### Given instruction
Provide an exact copy of the data, excluding the images.

### Data shown

(begin)

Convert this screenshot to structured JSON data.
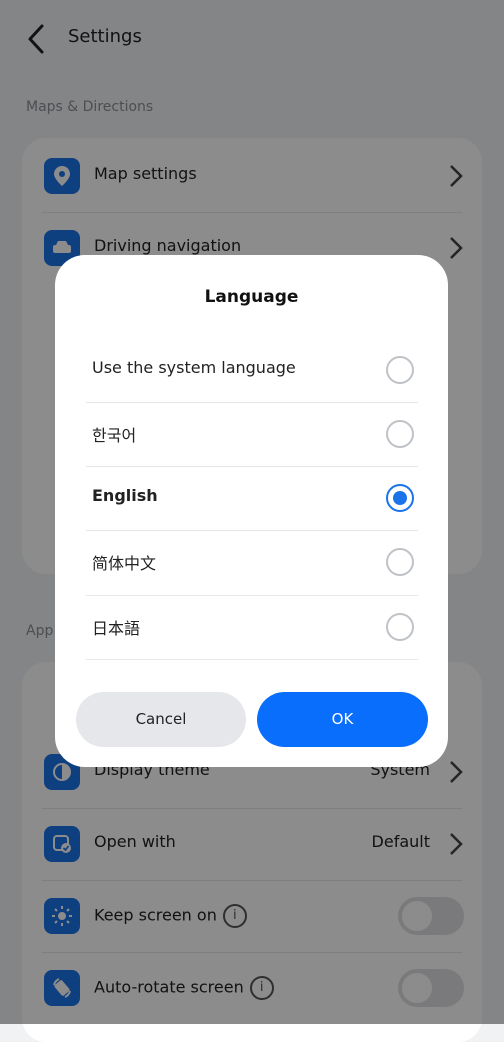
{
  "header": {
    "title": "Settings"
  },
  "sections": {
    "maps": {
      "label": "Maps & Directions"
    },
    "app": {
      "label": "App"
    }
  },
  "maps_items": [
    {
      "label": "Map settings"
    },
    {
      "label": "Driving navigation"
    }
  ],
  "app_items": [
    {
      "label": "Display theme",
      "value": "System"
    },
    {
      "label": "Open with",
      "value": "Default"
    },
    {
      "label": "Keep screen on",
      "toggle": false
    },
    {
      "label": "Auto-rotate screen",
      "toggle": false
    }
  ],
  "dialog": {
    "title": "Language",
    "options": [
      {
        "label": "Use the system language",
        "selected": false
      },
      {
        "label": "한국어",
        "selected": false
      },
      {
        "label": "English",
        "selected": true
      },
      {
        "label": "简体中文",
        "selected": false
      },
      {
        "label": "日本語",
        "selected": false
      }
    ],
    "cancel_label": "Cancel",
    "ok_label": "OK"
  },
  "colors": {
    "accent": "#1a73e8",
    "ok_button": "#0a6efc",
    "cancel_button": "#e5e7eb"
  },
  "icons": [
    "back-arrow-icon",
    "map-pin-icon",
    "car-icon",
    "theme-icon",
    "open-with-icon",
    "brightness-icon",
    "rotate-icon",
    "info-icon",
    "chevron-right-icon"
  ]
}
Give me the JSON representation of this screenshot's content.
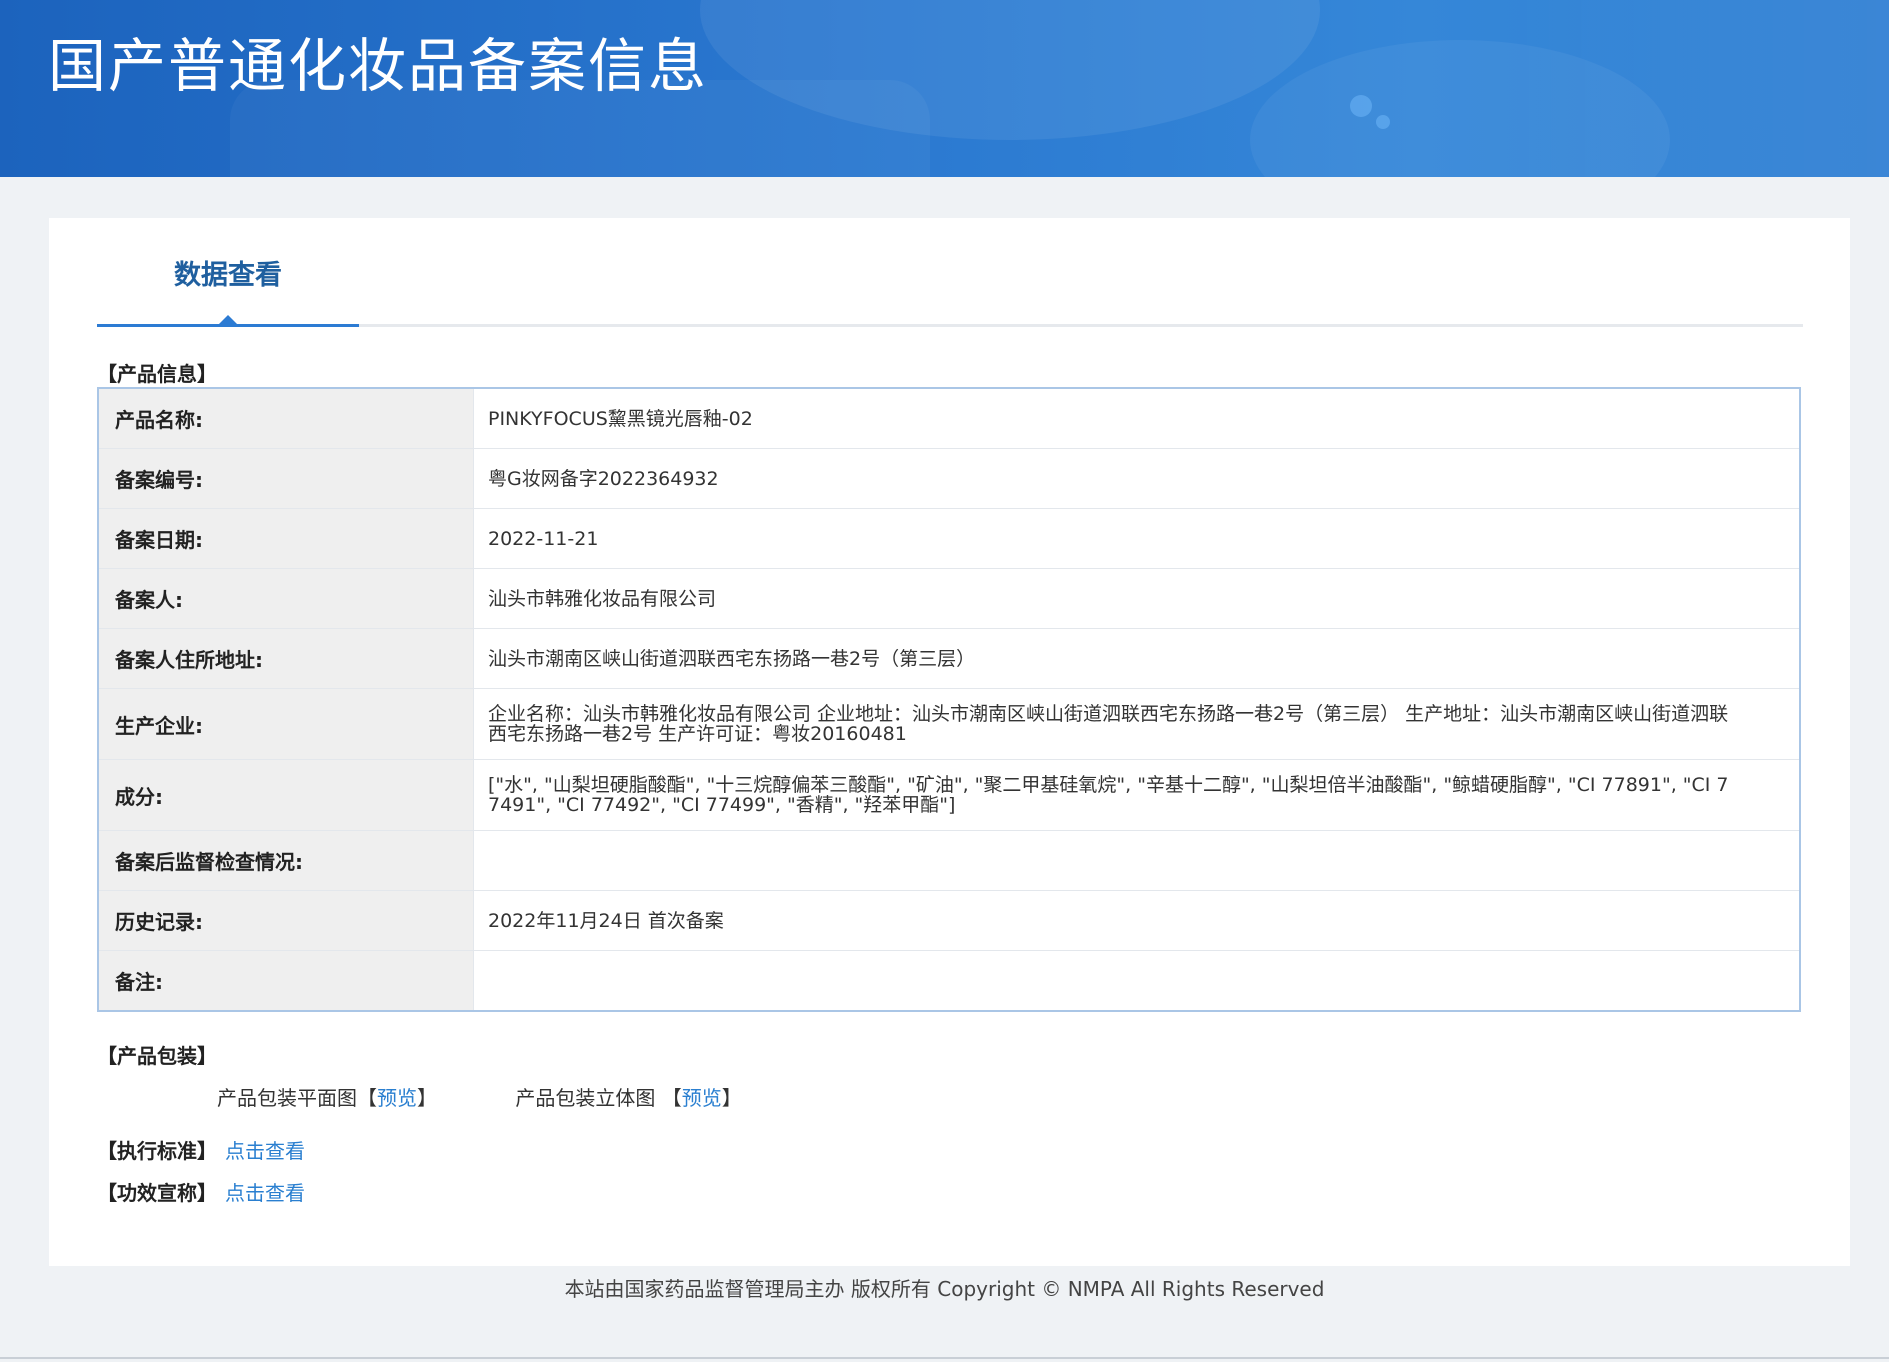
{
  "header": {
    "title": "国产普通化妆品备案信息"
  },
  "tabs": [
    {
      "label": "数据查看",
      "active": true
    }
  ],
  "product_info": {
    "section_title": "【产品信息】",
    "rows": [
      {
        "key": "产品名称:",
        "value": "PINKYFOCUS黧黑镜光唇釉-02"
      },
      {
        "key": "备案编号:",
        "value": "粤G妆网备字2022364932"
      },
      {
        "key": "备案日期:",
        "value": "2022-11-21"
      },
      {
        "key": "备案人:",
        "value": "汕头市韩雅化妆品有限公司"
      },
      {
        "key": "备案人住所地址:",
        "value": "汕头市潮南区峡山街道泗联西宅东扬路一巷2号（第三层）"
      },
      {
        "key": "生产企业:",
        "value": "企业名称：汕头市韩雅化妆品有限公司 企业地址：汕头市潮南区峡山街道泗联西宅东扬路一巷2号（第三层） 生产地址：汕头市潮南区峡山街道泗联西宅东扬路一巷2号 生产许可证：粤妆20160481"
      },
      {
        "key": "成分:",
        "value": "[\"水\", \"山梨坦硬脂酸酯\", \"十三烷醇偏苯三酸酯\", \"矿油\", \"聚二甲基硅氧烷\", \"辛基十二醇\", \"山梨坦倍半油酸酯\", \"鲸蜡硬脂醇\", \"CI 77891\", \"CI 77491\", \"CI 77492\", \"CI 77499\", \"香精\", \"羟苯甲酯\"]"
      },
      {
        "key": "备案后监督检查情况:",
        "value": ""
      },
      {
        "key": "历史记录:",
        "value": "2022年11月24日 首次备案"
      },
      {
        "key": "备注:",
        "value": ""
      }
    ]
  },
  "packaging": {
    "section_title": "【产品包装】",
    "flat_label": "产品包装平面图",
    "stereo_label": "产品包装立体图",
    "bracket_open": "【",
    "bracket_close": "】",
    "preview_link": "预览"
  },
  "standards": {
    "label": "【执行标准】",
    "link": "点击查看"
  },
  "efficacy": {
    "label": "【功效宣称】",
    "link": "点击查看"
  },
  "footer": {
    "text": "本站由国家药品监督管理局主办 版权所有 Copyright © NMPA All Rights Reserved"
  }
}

(end)

### Exercise result
Convert this screenshot to structured JSON data.
{
  "header": {
    "title": "Settings"
  },
  "sections": {
    "maps": {
      "label": "Maps & Directions"
    },
    "app": {
      "label": "App"
    }
  },
  "maps_items": [
    {
      "label": "Map settings"
    },
    {
      "label": "Driving navigation"
    }
  ],
  "app_items": [
    {
      "label": "Display theme",
      "value": "System"
    },
    {
      "label": "Open with",
      "value": "Default"
    },
    {
      "label": "Keep screen on",
      "toggle": false
    },
    {
      "label": "Auto-rotate screen",
      "toggle": false
    }
  ],
  "dialog": {
    "title": "Language",
    "options": [
      {
        "label": "Use the system language",
        "selected": false
      },
      {
        "label": "한국어",
        "selected": false
      },
      {
        "label": "English",
        "selected": true
      },
      {
        "label": "简体中文",
        "selected": false
      },
      {
        "label": "日本語",
        "selected": false
      }
    ],
    "cancel_label": "Cancel",
    "ok_label": "OK"
  },
  "colors": {
    "accent": "#1a73e8",
    "ok_button": "#0a6efc",
    "cancel_button": "#e5e7eb"
  },
  "icons": [
    "back-arrow-icon",
    "map-pin-icon",
    "car-icon",
    "theme-icon",
    "open-with-icon",
    "brightness-icon",
    "rotate-icon",
    "info-icon",
    "chevron-right-icon"
  ]
}
Give me the JSON representation of this screenshot's content.
{
  "header": {
    "title": "国产普通化妆品备案信息"
  },
  "tabs": [
    {
      "label": "数据查看",
      "active": true
    }
  ],
  "product_info": {
    "section_title": "【产品信息】",
    "rows": [
      {
        "key": "产品名称:",
        "value": "PINKYFOCUS黧黑镜光唇釉-02"
      },
      {
        "key": "备案编号:",
        "value": "粤G妆网备字2022364932"
      },
      {
        "key": "备案日期:",
        "value": "2022-11-21"
      },
      {
        "key": "备案人:",
        "value": "汕头市韩雅化妆品有限公司"
      },
      {
        "key": "备案人住所地址:",
        "value": "汕头市潮南区峡山街道泗联西宅东扬路一巷2号（第三层）"
      },
      {
        "key": "生产企业:",
        "value": "企业名称：汕头市韩雅化妆品有限公司 企业地址：汕头市潮南区峡山街道泗联西宅东扬路一巷2号（第三层） 生产地址：汕头市潮南区峡山街道泗联西宅东扬路一巷2号 生产许可证：粤妆20160481"
      },
      {
        "key": "成分:",
        "value": "[\"水\", \"山梨坦硬脂酸酯\", \"十三烷醇偏苯三酸酯\", \"矿油\", \"聚二甲基硅氧烷\", \"辛基十二醇\", \"山梨坦倍半油酸酯\", \"鲸蜡硬脂醇\", \"CI 77891\", \"CI 77491\", \"CI 77492\", \"CI 77499\", \"香精\", \"羟苯甲酯\"]"
      },
      {
        "key": "备案后监督检查情况:",
        "value": ""
      },
      {
        "key": "历史记录:",
        "value": "2022年11月24日 首次备案"
      },
      {
        "key": "备注:",
        "value": ""
      }
    ]
  },
  "packaging": {
    "section_title": "【产品包装】",
    "flat_label": "产品包装平面图",
    "stereo_label": "产品包装立体图",
    "bracket_open": "【",
    "bracket_close": "】",
    "preview_link": "预览"
  },
  "standards": {
    "label": "【执行标准】",
    "link": "点击查看"
  },
  "efficacy": {
    "label": "【功效宣称】",
    "link": "点击查看"
  },
  "footer": {
    "text": "本站由国家药品监督管理局主办 版权所有 Copyright © NMPA All Rights Reserved"
  }
}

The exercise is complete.